**Text shown:**
Updated at 13:52,22-04-2024

Reuters: Belarus stands to gain as Russia risks gasoline crunch

Reuters

Top oil producer Russia risks gasoline shortages next year as its refineries fail to keep up with tighter emission standards, which could embarrass President Vladimir Putin and force Moscow to send Belarus more cheap crude in return for fuel.

Russia has insisted on introducing cleaner gasoline requirements although many of its refineries have not been upgraded and Putin's government needs imported fuel to avert politically damaging queues at the pumps.

This will weaken Russia's hand in annual talks with its ex-Soviet neighbour Belarus, which exports gasoline and diesel refined from subsidised Russian crude oil deliveries and wants more to bolster its struggling planned economy.

**Given task 1:** List each petroleum product the article on Russia's gasoline crunch names.
**Given task 2:**
Answer from the article on Russia's gasoline crunch:
(a) What are Russian refineries failing to keep up with?
(b) What does Belarus export?
(c) What does Putin's government need imported fuel to avert?
**Given task 3:** Pick up the article on Russia's gasoline crunch and Belarus after its final paragraph and write the next part.

**Material:**
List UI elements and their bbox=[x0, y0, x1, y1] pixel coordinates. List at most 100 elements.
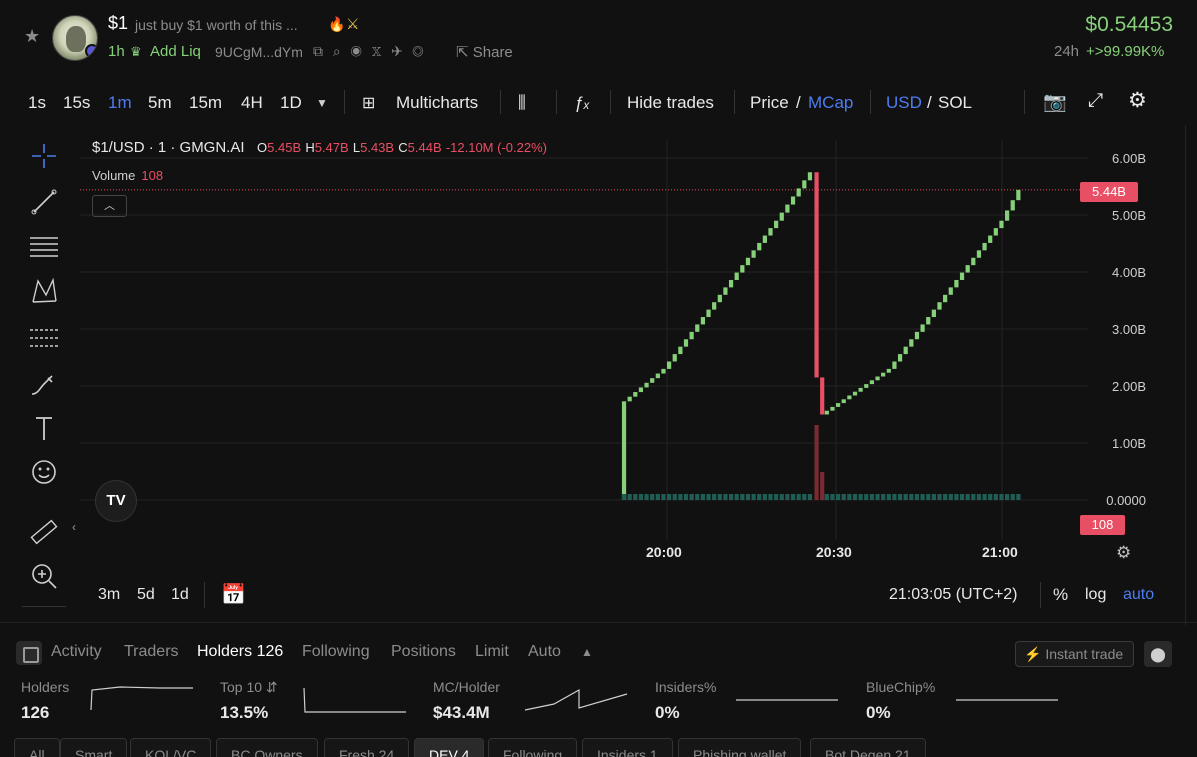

**Exercise answer 1:** gasoline, crude oil, diesel

**Exercise answer 2:**
(a) Tighter emission standards.
(b) Gasoline and diesel refined from subsidised Russian crude oil deliveries.
(c) Politically damaging queues at the pumps.

**Exercise answer 3:**
Russia has already made its crude-for-products offer but Belarus is holding out for a steep increase, creating uncertainty for Europe's oil market, which lost pipeline supplies to Europe via Belarus during a price dispute between Moscow and Minsk in 2010-2011.

"The situation in the spring of 2013 will be quite similar to what we had in 2011: constant crisis meetings, daily supply/demand calculations, accounting for every tonne at every petrol station, just to keep the fuel flowing from the pump," a Russian oil products trader said.

If that scenario arises next spring, it is likely to fuel discontent among voters who recently returned Putin to the Kremlin for a third term as president but amid street protests.

The problem has arisen because Russia will phase out Euro II gasoline and diesel, out of circulation in Europe since 1996, from the new year to come closer to EU emissions standards and spur output of quality fuels to meet rising domestic demand.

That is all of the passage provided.